***** Supplied text

Prime Minister Jacinda Ardern speaking to media in New York where she is attending the UN General Assembly.

Meta, Google and TikTok have a combined annual revenue of $400b, yet were missing from the list of social media companies pledging to support a $1.5m research project into algorithms.

What is a social media algorithm?

Deciding to write a 500-ish word lead on social media algorithms and yesterday’s announcement of a new Christchurch Call initiative is maybe not my smartest call. It’s a very large subject. But sometimes these things get reported and there’s an assumption that everyone will nod knowingly and say “yes, the social media algorithms” and “$1.5m to study them to end extremism online? Seems good”. Words like “platforms” and “algorithms” are a bit opaque. To start, here’s an excellent and recent explainer from NPR on social media algorithms, why they exist, how they influence what you see online and how they do or don’t steer people towards outrage and radicalisation.

Yesterday’s announcement a response to questions about the Call’s efficacy

The announcement consisted of a commitment of $1.5m towards researching social media algorithms in collaboration with the company Openmined. If you’re a tech buff, here’s their website. RNZ have the simplest overview of what the research actually involves. Established as a response to the Christchurch mosque shootings, the goal of the Christchurch Call is to end online extremism. RNZ’s Colin Peacock had a very good recap of where we were at in May. “Nobody really talks about the algorithms of these social media companies,” Imran Shakib from the Islamic Council of New Zealand said at the time.

Biggest and fastest growing platform missing from list of collaborators

Meta (Facebook, Instagram, WhatsApp), Google (owns YouTube) and ByteDance (TikTok) were conspicuous by their absence from the list of companies that are cooperating with the research. The prime minister brushed criticism of that aside saying “Once we are able to build that platform, that could be used across multiple platforms”. That might be the case, but it wasn’t clear whether permission from non-participating social media platforms is required for the work or why the company that owns TikTok isn’t participating. TikTok is the fastest growing platform in the world right now. It’s also plagued by all the same problems every other corner of the internet is – hate speechextremist content and misinformation. Garbage Day’s Ryan Broderick wrote a fantastic piece yesterday on TikTok’s dominance and described its algorithm as the most aggressive we’ve seen.

Internet NZ says our laws and processes are not adequate

The companies not cooperating have a combined annual revenue of $400b, twice our GDP. The New Zealand arms of Meta and Google sent $284m back to their parent companies (paywalled) this year. Regulation of those companies (no easy task based on how it’s going in the US right now), is a can that’s been repeatedly kicked down the road. Internet NZ’s Andrew Cushing, a Christchurch Call advisory group member, said yesterday “that our laws and processes are not adequate for the online world that we live in, and some communities are experiencing hate, hurt and threats of violence.” Meanwhile, those communities are still waiting for a new national intelligence and security agency to be set-up, three years on from the horrific events that sparked the Christchurch Call in the first place.

**********
***** Dataset extract

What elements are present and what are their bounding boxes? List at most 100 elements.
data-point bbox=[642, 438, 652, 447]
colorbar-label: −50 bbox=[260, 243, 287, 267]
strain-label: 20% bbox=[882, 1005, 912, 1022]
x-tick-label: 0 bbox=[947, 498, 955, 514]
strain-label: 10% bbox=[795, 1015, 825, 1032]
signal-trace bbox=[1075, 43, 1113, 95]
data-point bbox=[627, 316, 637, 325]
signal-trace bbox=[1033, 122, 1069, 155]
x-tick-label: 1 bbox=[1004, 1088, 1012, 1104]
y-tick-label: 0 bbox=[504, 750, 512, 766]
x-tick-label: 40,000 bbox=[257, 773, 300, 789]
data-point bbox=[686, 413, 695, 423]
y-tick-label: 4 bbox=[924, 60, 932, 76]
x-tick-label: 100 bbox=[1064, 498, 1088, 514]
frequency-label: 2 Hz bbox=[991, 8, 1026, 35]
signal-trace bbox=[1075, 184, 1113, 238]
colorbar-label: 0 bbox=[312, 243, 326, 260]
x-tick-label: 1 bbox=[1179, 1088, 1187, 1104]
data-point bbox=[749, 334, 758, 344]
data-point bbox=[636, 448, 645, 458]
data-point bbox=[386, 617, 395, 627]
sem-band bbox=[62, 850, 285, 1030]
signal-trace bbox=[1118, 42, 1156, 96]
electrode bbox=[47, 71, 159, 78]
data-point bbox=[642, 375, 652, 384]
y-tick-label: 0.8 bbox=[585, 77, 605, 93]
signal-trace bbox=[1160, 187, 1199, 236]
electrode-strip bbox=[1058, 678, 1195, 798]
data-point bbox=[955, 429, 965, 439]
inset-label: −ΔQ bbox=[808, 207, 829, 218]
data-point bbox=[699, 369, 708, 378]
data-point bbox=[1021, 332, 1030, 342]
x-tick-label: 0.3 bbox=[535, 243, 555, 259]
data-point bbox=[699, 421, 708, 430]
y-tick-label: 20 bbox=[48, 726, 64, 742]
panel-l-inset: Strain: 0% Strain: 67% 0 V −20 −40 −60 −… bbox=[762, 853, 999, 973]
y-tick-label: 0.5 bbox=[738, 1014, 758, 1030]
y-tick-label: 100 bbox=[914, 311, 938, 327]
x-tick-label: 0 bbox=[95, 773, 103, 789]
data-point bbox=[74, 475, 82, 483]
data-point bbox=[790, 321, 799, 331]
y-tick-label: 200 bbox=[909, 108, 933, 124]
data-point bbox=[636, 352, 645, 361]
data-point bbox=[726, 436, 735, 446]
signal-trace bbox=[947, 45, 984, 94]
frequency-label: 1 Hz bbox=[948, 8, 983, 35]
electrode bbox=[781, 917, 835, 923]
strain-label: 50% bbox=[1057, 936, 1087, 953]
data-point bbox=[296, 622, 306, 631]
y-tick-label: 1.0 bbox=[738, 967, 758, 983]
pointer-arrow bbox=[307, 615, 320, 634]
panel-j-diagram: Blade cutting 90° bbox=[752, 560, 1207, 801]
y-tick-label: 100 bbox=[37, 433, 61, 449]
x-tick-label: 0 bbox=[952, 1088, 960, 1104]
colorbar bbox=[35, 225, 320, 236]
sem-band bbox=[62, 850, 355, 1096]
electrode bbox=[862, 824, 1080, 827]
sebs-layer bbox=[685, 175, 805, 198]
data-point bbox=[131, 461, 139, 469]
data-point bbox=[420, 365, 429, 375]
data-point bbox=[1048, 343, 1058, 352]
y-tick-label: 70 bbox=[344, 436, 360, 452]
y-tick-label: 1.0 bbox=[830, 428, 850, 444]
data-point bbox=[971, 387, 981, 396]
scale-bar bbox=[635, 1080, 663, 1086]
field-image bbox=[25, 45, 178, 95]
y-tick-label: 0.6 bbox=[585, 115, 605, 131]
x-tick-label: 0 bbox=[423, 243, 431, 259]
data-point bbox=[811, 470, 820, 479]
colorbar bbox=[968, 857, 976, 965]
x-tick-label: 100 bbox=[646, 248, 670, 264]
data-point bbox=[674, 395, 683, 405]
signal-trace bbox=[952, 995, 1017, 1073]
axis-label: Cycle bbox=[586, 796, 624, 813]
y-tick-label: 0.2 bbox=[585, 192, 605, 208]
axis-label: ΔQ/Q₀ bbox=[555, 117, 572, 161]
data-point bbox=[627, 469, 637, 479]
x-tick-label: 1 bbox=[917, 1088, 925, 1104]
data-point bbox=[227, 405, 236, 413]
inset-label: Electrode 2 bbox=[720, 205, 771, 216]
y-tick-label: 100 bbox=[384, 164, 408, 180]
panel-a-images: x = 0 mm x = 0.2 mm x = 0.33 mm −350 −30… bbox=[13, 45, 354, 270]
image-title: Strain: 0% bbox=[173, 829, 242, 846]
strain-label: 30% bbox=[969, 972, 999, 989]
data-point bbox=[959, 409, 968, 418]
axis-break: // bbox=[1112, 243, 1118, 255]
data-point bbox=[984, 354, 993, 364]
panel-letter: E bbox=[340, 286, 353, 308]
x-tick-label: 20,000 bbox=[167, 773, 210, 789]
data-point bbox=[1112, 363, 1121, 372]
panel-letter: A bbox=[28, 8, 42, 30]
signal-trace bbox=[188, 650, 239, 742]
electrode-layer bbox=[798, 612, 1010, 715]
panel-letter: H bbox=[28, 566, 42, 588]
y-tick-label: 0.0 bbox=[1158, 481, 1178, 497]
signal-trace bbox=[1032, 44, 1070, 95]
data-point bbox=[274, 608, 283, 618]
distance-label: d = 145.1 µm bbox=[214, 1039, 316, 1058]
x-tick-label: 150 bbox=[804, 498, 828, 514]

**********

Task instructions:
Answer these questions using the article on the Christchurch Call algorithm research:
(a) How much money was committed toward researching social media algorithms, and with which company?
(b) Which platform does the article call the fastest growing in the world right now?
(c) How much did the New Zealand arms of Meta and Google send back to their parent companies this year?
Answer from the article on the Christchurch Call algorithm research alone, not from the rows.

Response box:
(a) $1.5m, in collaboration with Openmined.
(b) TikTok.
(c) $284m.